▶ **WRITTEN INSTRUCTION**
Repeat all entries exactly.

▶ **RAW DATA**
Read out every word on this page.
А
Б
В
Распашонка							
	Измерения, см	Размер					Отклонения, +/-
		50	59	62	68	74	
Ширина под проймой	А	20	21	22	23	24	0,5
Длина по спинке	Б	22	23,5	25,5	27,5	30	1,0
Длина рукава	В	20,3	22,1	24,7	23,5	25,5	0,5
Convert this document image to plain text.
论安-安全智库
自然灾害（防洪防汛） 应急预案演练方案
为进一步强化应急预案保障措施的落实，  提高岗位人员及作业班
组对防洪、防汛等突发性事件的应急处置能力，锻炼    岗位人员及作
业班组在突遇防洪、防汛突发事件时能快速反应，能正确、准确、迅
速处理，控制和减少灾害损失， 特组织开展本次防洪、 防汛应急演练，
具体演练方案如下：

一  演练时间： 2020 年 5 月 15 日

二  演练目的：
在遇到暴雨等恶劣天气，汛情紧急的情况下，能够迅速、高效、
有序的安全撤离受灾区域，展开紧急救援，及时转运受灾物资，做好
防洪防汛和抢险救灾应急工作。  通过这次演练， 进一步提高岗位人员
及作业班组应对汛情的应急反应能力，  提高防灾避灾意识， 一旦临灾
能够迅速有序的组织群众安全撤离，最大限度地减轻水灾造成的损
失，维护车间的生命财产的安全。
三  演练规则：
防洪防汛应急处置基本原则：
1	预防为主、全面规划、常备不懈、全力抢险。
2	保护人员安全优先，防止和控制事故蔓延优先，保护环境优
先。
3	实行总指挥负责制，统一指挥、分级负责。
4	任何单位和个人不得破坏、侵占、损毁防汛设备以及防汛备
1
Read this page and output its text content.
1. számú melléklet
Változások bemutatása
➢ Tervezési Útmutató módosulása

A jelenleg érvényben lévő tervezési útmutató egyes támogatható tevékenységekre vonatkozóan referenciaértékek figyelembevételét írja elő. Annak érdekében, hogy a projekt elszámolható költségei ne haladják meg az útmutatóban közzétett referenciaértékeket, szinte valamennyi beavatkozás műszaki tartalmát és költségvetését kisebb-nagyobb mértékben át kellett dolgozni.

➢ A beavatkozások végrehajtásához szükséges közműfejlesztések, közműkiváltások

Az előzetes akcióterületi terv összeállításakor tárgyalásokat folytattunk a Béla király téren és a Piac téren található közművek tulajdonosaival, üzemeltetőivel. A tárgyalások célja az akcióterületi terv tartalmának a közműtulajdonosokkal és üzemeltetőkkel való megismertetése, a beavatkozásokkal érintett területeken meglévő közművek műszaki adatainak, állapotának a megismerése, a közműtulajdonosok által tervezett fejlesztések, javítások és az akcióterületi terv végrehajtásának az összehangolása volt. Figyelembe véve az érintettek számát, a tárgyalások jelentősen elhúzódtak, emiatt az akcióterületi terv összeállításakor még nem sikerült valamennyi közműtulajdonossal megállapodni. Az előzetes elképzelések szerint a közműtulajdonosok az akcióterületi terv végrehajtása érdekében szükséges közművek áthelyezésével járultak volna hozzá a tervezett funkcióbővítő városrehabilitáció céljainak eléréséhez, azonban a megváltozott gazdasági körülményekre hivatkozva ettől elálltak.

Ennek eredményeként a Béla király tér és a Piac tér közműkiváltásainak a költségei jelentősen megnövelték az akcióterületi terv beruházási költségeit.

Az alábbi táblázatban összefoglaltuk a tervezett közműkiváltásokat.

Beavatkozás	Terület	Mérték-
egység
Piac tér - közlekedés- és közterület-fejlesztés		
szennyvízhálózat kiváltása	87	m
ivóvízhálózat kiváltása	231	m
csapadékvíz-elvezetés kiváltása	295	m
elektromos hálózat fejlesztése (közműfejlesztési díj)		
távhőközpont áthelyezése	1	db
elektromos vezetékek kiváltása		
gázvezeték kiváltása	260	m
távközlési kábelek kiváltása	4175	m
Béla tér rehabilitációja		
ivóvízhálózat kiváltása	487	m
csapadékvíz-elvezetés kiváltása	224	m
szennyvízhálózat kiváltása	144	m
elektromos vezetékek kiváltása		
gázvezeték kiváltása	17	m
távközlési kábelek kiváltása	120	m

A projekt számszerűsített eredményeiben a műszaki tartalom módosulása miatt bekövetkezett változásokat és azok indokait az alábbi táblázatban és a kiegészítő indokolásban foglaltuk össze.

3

▶ **COMPLETE RESPONSE**
Read out every word on this page.
А
Б
В
Распашонка							
	Измерения, см	Размер					Отклонения, +/-
		50	59	62	68	74	
Ширина под проймой	А	20	21	22	23	24	0,5
Длина по спинке	Б	22	23,5	25,5	27,5	30	1,0
Длина рукава	В	20,3	22,1	24,7	23,5	25,5	0,5
Convert this document image to plain text.
论安-安全智库
自然灾害（防洪防汛） 应急预案演练方案
为进一步强化应急预案保障措施的落实，  提高岗位人员及作业班
组对防洪、防汛等突发性事件的应急处置能力，锻炼    岗位人员及作
业班组在突遇防洪、防汛突发事件时能快速反应，能正确、准确、迅
速处理，控制和减少灾害损失， 特组织开展本次防洪、 防汛应急演练，
具体演练方案如下：

一  演练时间： 2020 年 5 月 15 日

二  演练目的：
在遇到暴雨等恶劣天气，汛情紧急的情况下，能够迅速、高效、
有序的安全撤离受灾区域，展开紧急救援，及时转运受灾物资，做好
防洪防汛和抢险救灾应急工作。  通过这次演练， 进一步提高岗位人员
及作业班组应对汛情的应急反应能力，  提高防灾避灾意识， 一旦临灾
能够迅速有序的组织群众安全撤离，最大限度地减轻水灾造成的损
失，维护车间的生命财产的安全。
三  演练规则：
防洪防汛应急处置基本原则：
1	预防为主、全面规划、常备不懈、全力抢险。
2	保护人员安全优先，防止和控制事故蔓延优先，保护环境优
先。
3	实行总指挥负责制，统一指挥、分级负责。
4	任何单位和个人不得破坏、侵占、损毁防汛设备以及防汛备
1
Read this page and output its text content.
1. számú melléklet
Változások bemutatása
➢ Tervezési Útmutató módosulása

A jelenleg érvényben lévő tervezési útmutató egyes támogatható tevékenységekre vonatkozóan referenciaértékek figyelembevételét írja elő. Annak érdekében, hogy a projekt elszámolható költségei ne haladják meg az útmutatóban közzétett referenciaértékeket, szinte valamennyi beavatkozás műszaki tartalmát és költségvetését kisebb-nagyobb mértékben át kellett dolgozni.

➢ A beavatkozások végrehajtásához szükséges közműfejlesztések, közműkiváltások

Az előzetes akcióterületi terv összeállításakor tárgyalásokat folytattunk a Béla király téren és a Piac téren található közművek tulajdonosaival, üzemeltetőivel. A tárgyalások célja az akcióterületi terv tartalmának a közműtulajdonosokkal és üzemeltetőkkel való megismertetése, a beavatkozásokkal érintett területeken meglévő közművek műszaki adatainak, állapotának a megismerése, a közműtulajdonosok által tervezett fejlesztések, javítások és az akcióterületi terv végrehajtásának az összehangolása volt. Figyelembe véve az érintettek számát, a tárgyalások jelentősen elhúzódtak, emiatt az akcióterületi terv összeállításakor még nem sikerült valamennyi közműtulajdonossal megállapodni. Az előzetes elképzelések szerint a közműtulajdonosok az akcióterületi terv végrehajtása érdekében szükséges közművek áthelyezésével járultak volna hozzá a tervezett funkcióbővítő városrehabilitáció céljainak eléréséhez, azonban a megváltozott gazdasági körülményekre hivatkozva ettől elálltak.

Ennek eredményeként a Béla király tér és a Piac tér közműkiváltásainak a költségei jelentősen megnövelték az akcióterületi terv beruházási költségeit.

Az alábbi táblázatban összefoglaltuk a tervezett közműkiváltásokat.

Beavatkozás	Terület	Mérték-
egység
Piac tér - közlekedés- és közterület-fejlesztés		
szennyvízhálózat kiváltása	87	m
ivóvízhálózat kiváltása	231	m
csapadékvíz-elvezetés kiváltása	295	m
elektromos hálózat fejlesztése (közműfejlesztési díj)		
távhőközpont áthelyezése	1	db
elektromos vezetékek kiváltása		
gázvezeték kiváltása	260	m
távközlési kábelek kiváltása	4175	m
Béla tér rehabilitációja		
ivóvízhálózat kiváltása	487	m
csapadékvíz-elvezetés kiváltása	224	m
szennyvízhálózat kiváltása	144	m
elektromos vezetékek kiváltása		
gázvezeték kiváltása	17	m
távközlési kábelek kiváltása	120	m

A projekt számszerűsített eredményeiben a műszaki tartalom módosulása miatt bekövetkezett változásokat és azok indokait az alábbi táblázatban és a kiegészítő indokolásban foglaltuk össze.

3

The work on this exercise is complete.